- **Directive**: Please find all lines in the data that hold the string "Bronsted" and copy them.

(Entries from a dataset)
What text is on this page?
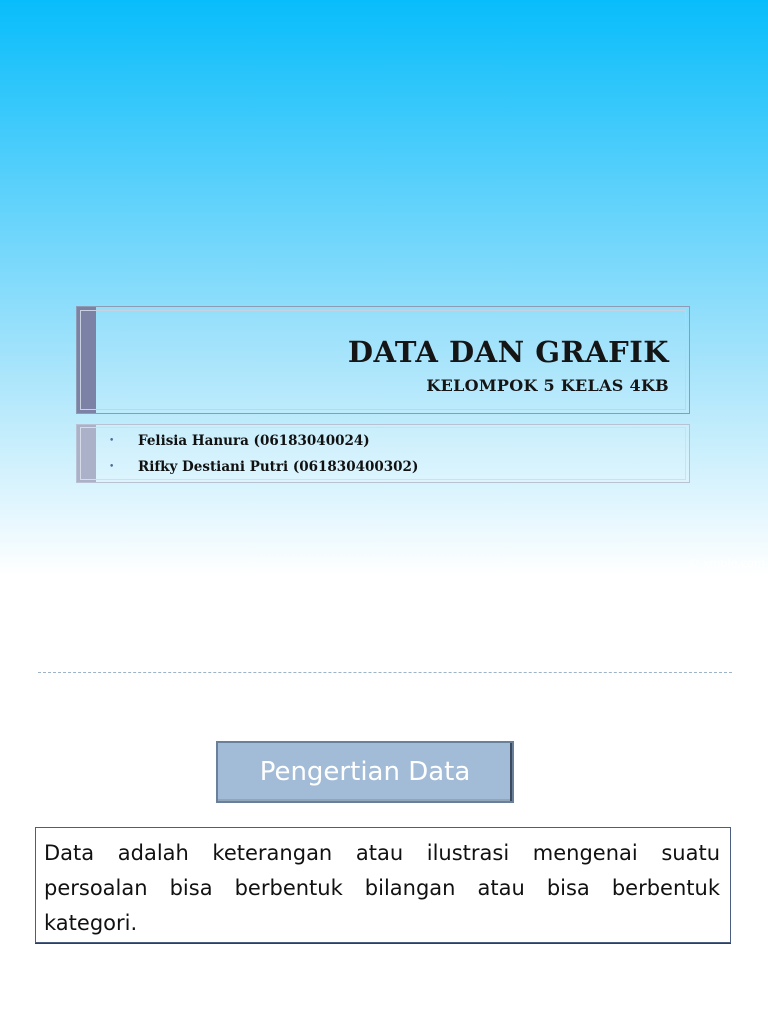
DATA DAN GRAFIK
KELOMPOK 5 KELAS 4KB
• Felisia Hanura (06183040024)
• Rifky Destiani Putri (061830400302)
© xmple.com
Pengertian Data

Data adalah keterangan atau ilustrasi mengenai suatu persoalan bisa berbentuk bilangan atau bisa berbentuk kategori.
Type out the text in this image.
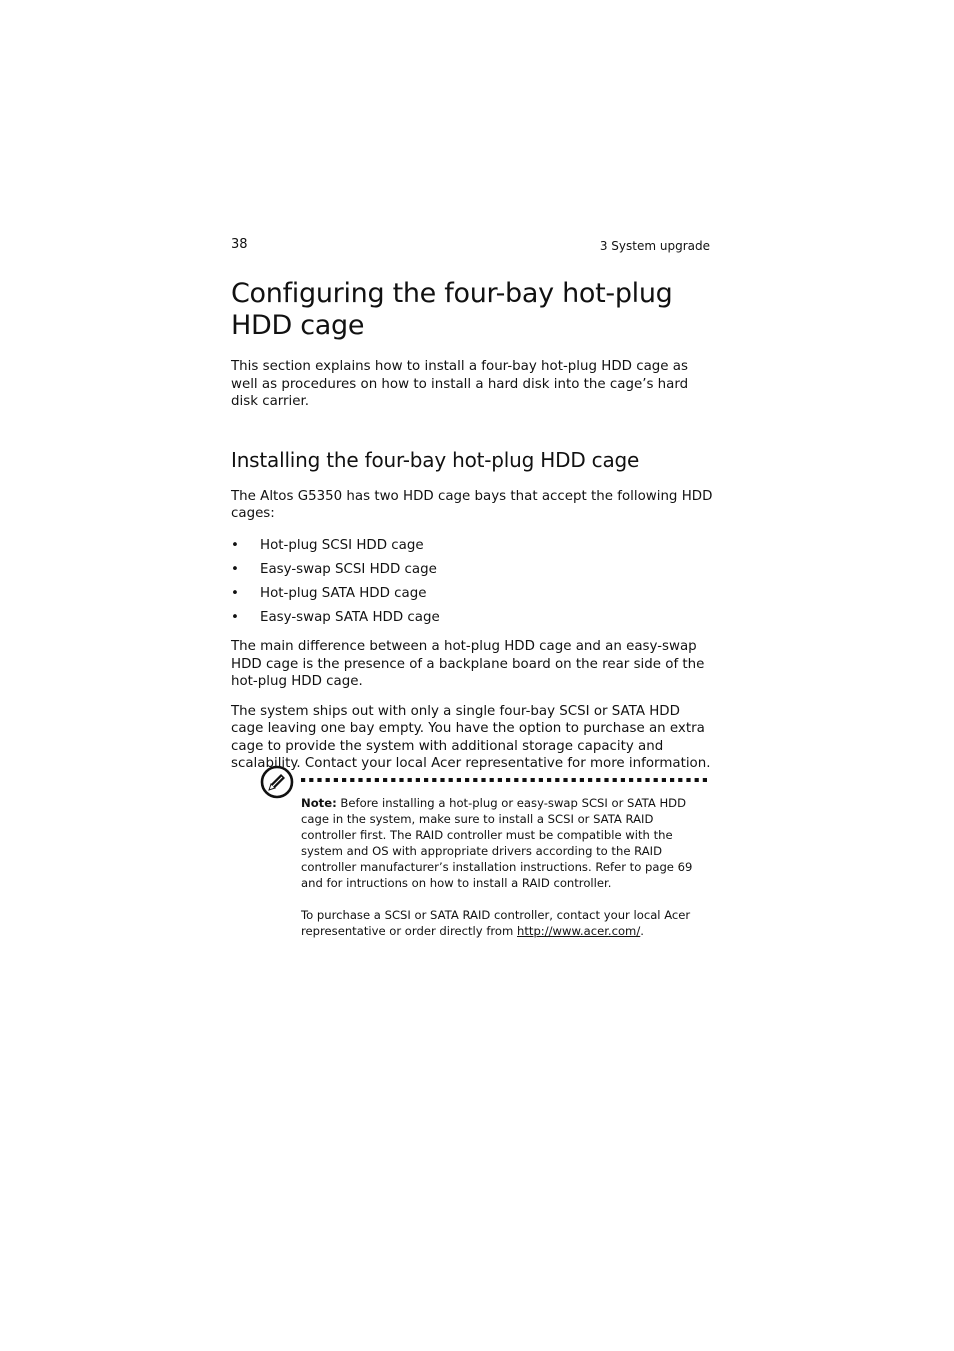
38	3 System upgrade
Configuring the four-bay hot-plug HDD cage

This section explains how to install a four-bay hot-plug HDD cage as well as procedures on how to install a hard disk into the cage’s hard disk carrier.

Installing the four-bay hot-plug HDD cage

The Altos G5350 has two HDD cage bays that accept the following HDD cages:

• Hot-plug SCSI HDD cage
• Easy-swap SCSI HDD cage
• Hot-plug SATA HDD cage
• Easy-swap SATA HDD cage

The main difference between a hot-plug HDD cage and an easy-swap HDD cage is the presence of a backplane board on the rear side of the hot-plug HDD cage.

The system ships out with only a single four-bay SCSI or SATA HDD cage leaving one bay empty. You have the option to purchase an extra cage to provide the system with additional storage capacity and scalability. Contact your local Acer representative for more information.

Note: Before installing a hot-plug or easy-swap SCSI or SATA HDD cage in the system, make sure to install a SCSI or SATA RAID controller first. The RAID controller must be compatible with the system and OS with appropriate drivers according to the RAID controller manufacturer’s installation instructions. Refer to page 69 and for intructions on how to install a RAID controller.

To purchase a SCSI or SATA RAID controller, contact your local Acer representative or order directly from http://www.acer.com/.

--

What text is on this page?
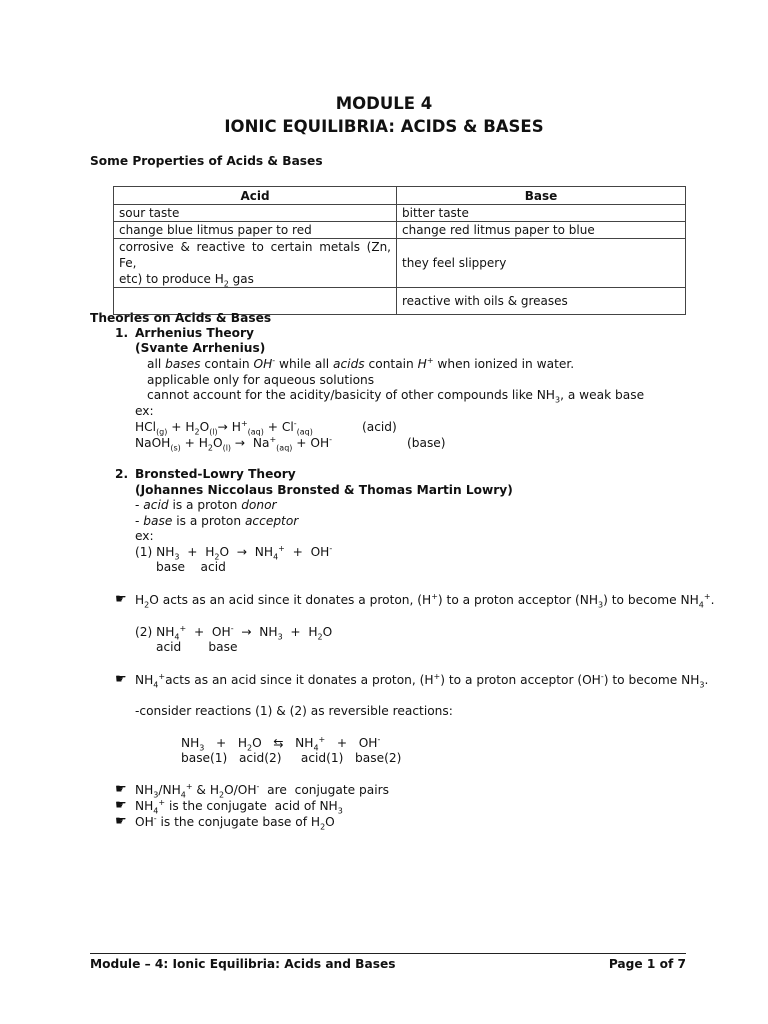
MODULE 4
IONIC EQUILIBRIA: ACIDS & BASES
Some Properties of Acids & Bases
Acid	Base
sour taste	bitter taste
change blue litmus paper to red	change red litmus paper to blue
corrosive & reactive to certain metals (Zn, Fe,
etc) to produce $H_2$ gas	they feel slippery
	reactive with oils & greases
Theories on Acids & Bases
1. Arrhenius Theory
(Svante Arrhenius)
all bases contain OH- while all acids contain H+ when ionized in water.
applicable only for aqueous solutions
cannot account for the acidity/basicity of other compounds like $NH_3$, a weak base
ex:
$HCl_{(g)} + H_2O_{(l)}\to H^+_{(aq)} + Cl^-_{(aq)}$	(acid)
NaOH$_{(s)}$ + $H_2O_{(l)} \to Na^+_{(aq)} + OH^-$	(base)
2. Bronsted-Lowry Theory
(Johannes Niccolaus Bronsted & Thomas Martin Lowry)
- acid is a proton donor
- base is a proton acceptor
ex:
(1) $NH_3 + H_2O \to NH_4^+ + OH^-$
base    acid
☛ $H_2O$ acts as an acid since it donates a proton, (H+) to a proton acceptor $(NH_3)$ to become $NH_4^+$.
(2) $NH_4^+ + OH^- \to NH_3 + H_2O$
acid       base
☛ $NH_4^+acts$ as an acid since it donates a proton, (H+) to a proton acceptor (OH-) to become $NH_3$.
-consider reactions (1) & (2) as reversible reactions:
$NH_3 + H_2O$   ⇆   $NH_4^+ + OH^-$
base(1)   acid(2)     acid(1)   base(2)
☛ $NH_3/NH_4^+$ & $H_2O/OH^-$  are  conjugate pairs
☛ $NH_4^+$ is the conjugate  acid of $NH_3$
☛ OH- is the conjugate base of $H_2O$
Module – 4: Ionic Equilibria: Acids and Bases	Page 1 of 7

---

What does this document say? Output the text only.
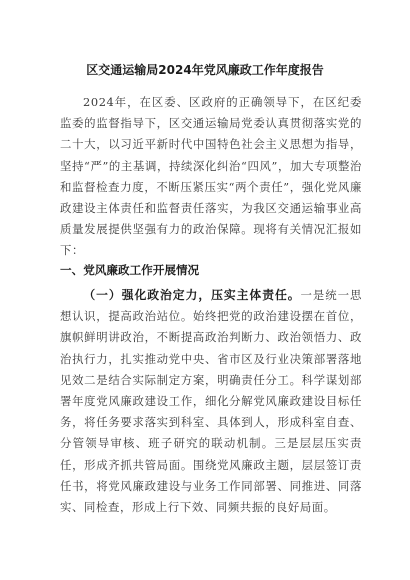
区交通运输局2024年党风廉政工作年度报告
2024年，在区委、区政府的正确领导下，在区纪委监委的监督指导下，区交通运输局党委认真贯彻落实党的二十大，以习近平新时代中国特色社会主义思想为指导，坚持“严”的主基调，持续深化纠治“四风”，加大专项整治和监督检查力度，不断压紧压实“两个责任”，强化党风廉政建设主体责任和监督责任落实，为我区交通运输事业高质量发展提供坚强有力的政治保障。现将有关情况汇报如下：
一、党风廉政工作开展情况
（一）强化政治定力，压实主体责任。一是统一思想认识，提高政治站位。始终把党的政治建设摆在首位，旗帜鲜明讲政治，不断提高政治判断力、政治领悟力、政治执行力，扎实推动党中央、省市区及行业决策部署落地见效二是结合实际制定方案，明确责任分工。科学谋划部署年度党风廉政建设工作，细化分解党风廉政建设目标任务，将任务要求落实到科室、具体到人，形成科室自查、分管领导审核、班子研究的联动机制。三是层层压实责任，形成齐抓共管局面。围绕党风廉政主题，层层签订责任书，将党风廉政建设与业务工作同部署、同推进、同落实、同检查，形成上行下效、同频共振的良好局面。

- **The solution**:
2. Bronsted-Lowry Theory
(Johannes Niccolaus Bronsted & Thomas Martin Lowry)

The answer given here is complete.